AIM:
Copy the data below word for word, starting with the line that contains "Give bounding boxes" and going on through the line that contains "486, 494, 501]", with both of those lines included.

RECORDS PROVIDED:
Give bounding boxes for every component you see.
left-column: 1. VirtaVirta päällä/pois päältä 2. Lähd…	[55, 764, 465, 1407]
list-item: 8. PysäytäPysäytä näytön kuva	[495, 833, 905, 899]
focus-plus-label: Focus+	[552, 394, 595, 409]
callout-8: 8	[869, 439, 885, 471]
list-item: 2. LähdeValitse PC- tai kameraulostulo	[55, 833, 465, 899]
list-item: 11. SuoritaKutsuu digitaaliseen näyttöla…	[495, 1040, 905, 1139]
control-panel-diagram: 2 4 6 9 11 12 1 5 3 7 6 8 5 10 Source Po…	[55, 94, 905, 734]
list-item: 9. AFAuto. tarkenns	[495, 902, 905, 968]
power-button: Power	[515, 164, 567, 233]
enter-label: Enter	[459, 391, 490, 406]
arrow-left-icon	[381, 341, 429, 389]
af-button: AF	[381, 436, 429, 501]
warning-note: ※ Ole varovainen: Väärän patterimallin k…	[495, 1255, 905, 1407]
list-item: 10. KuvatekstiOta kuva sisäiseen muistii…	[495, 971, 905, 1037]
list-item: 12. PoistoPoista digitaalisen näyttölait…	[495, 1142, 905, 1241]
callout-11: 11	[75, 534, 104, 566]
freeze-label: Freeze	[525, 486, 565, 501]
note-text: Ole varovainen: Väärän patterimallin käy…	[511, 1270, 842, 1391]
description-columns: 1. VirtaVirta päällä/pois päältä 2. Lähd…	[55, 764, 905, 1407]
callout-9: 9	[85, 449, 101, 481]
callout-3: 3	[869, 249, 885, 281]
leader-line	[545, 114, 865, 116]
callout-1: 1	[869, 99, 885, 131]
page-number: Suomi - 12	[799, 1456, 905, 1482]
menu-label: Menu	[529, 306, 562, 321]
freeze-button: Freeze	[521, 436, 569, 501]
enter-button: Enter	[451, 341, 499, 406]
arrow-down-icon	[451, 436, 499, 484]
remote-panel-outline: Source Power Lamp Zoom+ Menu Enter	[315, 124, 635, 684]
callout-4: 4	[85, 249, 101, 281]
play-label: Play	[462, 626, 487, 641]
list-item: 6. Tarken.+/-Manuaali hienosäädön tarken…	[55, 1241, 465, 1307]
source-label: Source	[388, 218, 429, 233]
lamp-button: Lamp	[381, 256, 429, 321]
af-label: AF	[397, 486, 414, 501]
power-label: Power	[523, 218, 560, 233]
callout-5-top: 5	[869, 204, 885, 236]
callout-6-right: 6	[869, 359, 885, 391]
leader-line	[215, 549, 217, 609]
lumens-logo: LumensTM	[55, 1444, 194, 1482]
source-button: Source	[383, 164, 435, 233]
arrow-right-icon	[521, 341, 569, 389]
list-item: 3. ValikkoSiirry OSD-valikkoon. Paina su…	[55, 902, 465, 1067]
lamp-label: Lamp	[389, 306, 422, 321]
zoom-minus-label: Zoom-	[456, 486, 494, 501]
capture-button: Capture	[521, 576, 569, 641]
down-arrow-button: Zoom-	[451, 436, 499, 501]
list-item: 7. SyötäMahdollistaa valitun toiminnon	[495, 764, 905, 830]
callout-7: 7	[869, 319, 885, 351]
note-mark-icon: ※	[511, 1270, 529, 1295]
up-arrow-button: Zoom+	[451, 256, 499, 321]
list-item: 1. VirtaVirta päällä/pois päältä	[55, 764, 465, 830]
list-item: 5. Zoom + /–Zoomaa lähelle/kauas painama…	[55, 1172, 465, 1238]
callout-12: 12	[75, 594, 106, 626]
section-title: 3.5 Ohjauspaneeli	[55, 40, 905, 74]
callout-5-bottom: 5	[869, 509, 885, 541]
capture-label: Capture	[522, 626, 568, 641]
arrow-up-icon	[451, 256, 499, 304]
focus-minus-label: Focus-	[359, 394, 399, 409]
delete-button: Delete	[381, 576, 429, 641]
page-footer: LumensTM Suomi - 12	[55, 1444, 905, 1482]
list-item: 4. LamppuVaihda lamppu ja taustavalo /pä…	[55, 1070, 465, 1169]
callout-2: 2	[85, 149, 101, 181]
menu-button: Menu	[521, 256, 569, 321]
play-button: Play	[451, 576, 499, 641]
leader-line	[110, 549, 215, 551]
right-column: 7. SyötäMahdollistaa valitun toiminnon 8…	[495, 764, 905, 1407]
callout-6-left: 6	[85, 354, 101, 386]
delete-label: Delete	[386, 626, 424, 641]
==
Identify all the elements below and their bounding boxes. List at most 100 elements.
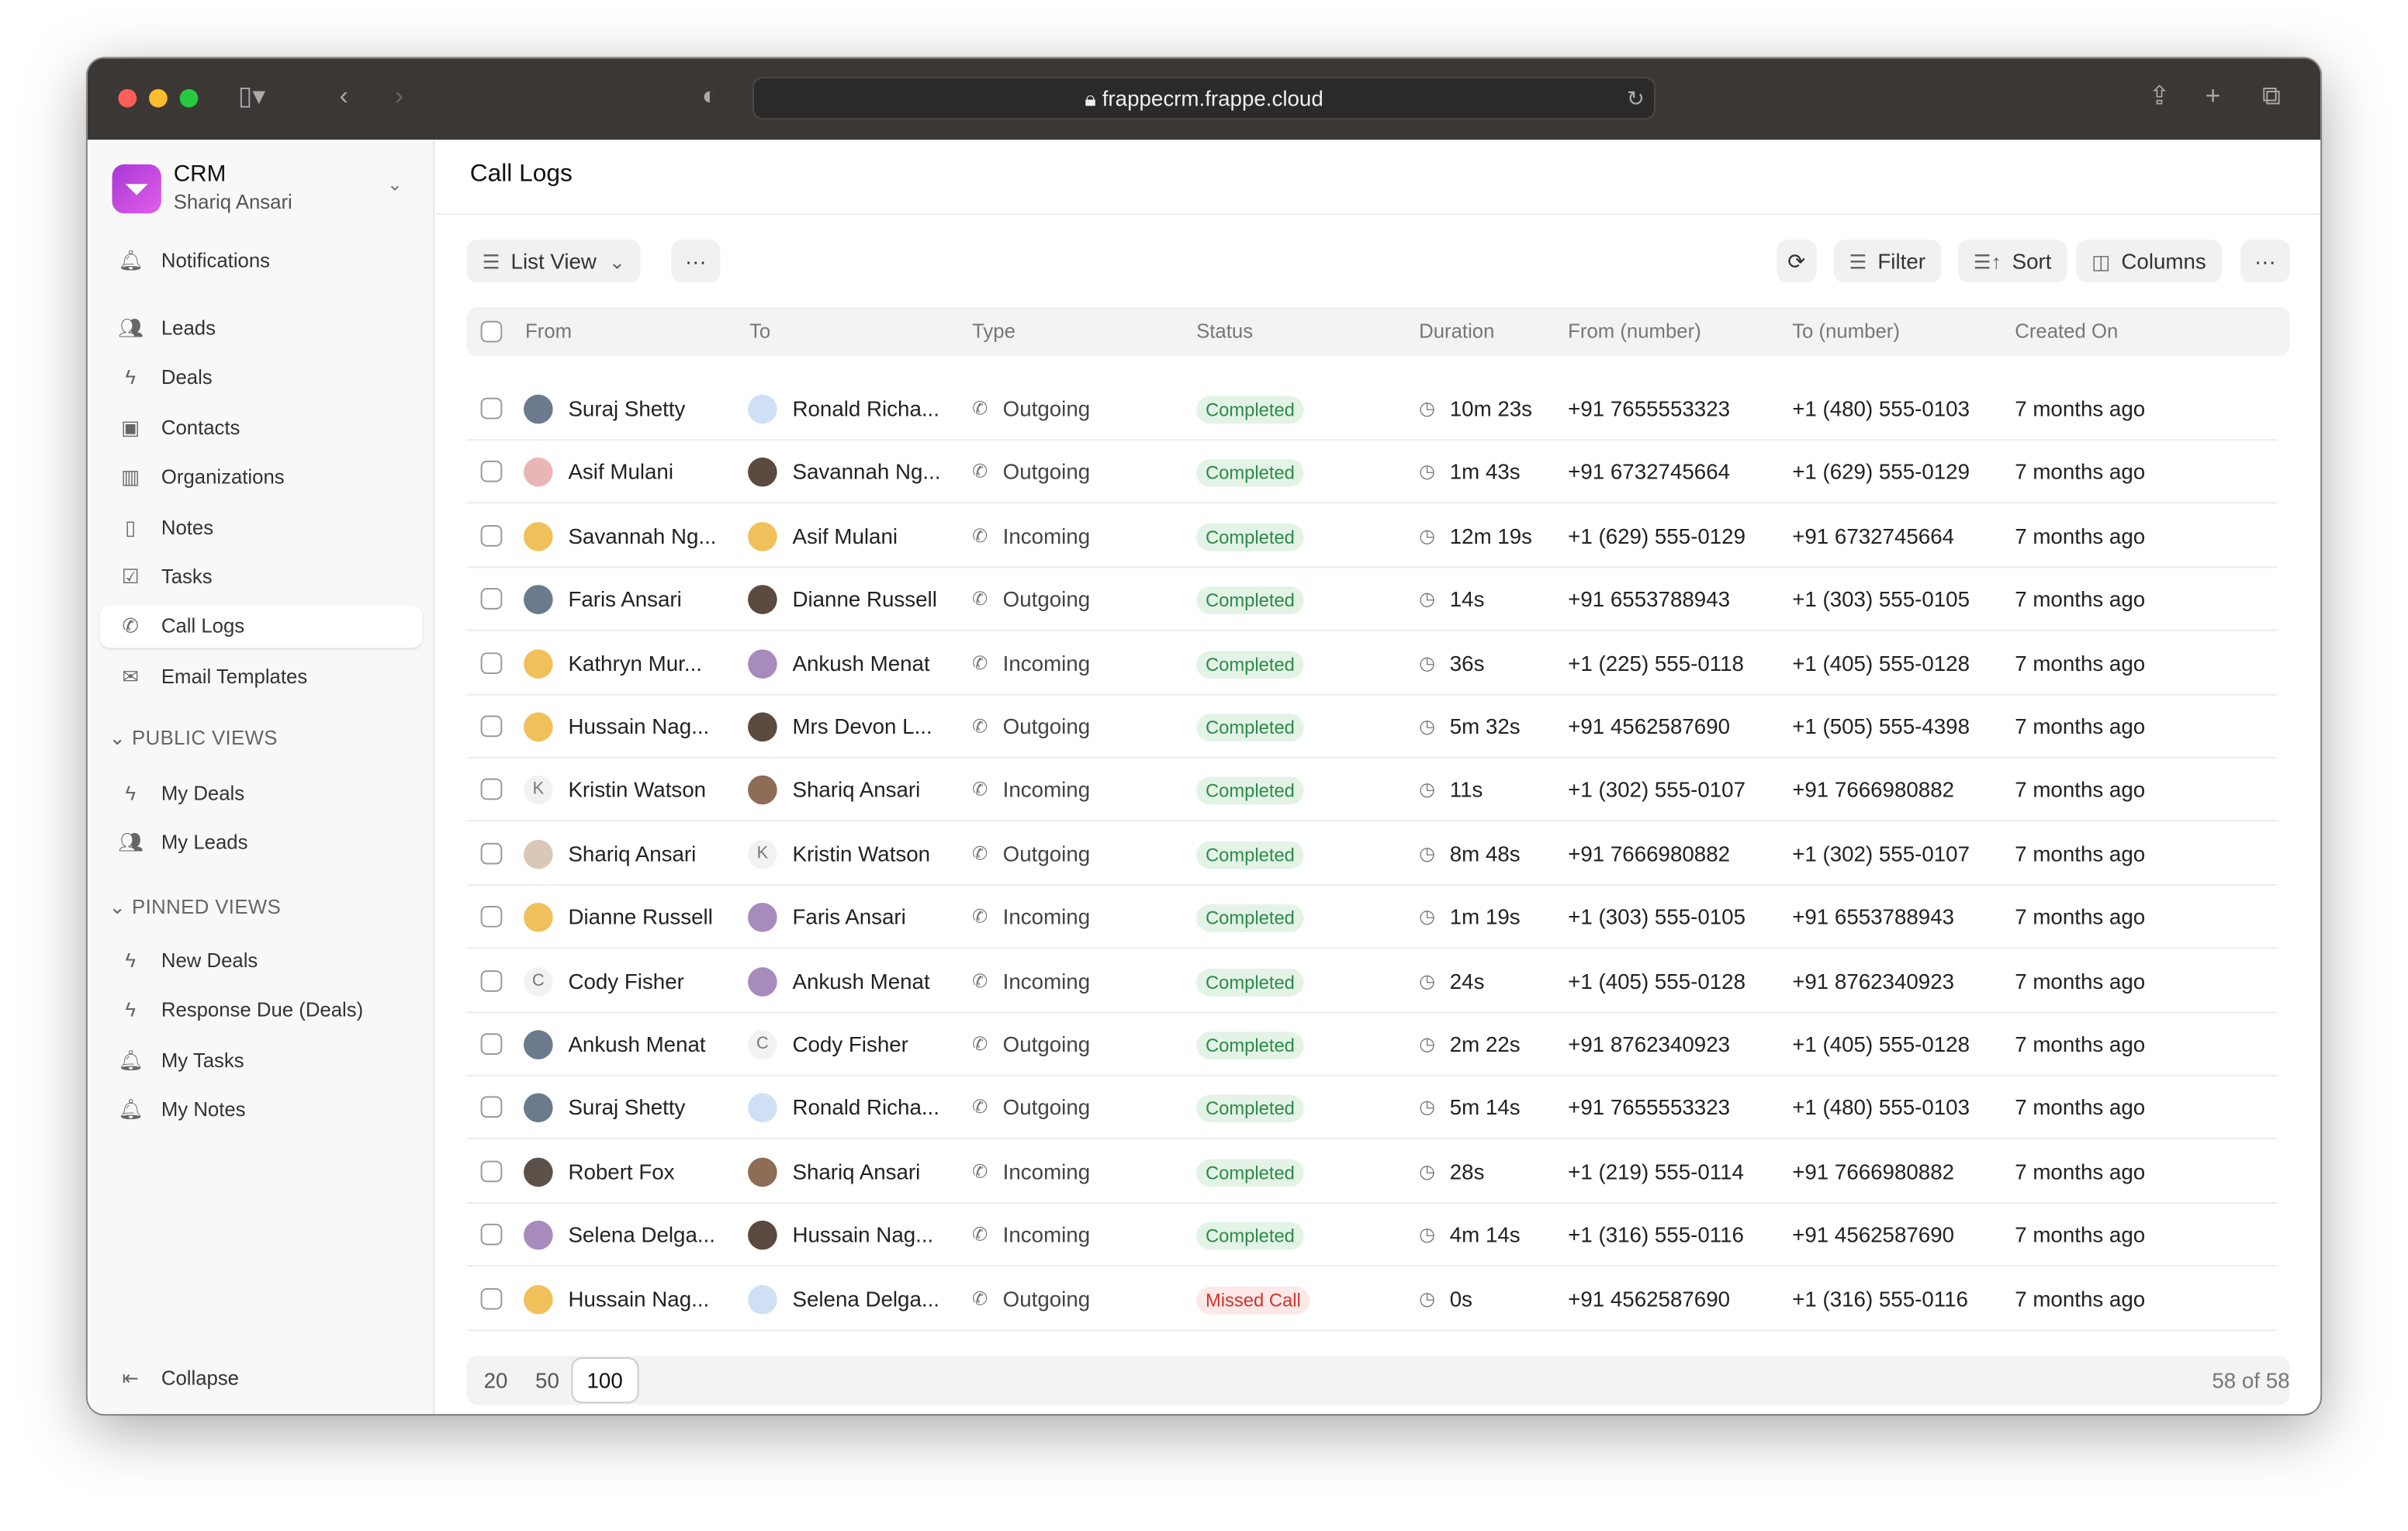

CORRECT OUTPUT:
Give bounding boxes for every component you see.
left-column: 1. VirtaVirta päällä/pois päältä 2. Lähd…	[55, 764, 465, 1407]
list-item: 8. PysäytäPysäytä näytön kuva	[495, 833, 905, 899]
focus-plus-label: Focus+	[552, 394, 595, 409]
callout-8: 8	[869, 439, 885, 471]
list-item: 2. LähdeValitse PC- tai kameraulostulo	[55, 833, 465, 899]
list-item: 11. SuoritaKutsuu digitaaliseen näyttöla…	[495, 1040, 905, 1139]
control-panel-diagram: 2 4 6 9 11 12 1 5 3 7 6 8 5 10 Source Po…	[55, 94, 905, 734]
list-item: 9. AFAuto. tarkenns	[495, 902, 905, 968]
power-button: Power	[515, 164, 567, 233]
enter-label: Enter	[459, 391, 490, 406]
arrow-left-icon	[381, 341, 429, 389]
af-button: AF	[381, 436, 429, 501]
warning-note: ※ Ole varovainen: Väärän patterimallin k…	[495, 1255, 905, 1407]
list-item: 10. KuvatekstiOta kuva sisäiseen muistii…	[495, 971, 905, 1037]
list-item: 12. PoistoPoista digitaalisen näyttölait…	[495, 1142, 905, 1241]
callout-11: 11	[75, 534, 104, 566]
freeze-label: Freeze	[525, 486, 565, 501]
note-text: Ole varovainen: Väärän patterimallin käy…	[511, 1270, 842, 1391]
description-columns: 1. VirtaVirta päällä/pois päältä 2. Lähd…	[55, 764, 905, 1407]
callout-9: 9	[85, 449, 101, 481]
callout-3: 3	[869, 249, 885, 281]
leader-line	[545, 114, 865, 116]
callout-1: 1	[869, 99, 885, 131]
page-number: Suomi - 12	[799, 1456, 905, 1482]
menu-label: Menu	[529, 306, 562, 321]
freeze-button: Freeze	[521, 436, 569, 501]
enter-button: Enter	[451, 341, 499, 406]
arrow-down-icon	[451, 436, 499, 484]
remote-panel-outline: Source Power Lamp Zoom+ Menu Enter	[315, 124, 635, 684]
callout-4: 4	[85, 249, 101, 281]
play-label: Play	[462, 626, 487, 641]
list-item: 6. Tarken.+/-Manuaali hienosäädön tarken…	[55, 1241, 465, 1307]
source-label: Source	[388, 218, 429, 233]
lamp-button: Lamp	[381, 256, 429, 321]
af-label: AF	[397, 486, 414, 501]
power-label: Power	[523, 218, 560, 233]
callout-5-top: 5	[869, 204, 885, 236]
callout-6-right: 6	[869, 359, 885, 391]
leader-line	[215, 549, 217, 609]
lumens-logo: LumensTM	[55, 1444, 194, 1482]
source-button: Source	[383, 164, 435, 233]
arrow-right-icon	[521, 341, 569, 389]
list-item: 3. ValikkoSiirry OSD-valikkoon. Paina su…	[55, 902, 465, 1067]
lamp-label: Lamp	[389, 306, 422, 321]
zoom-minus-label: Zoom-	[456, 486, 494, 501]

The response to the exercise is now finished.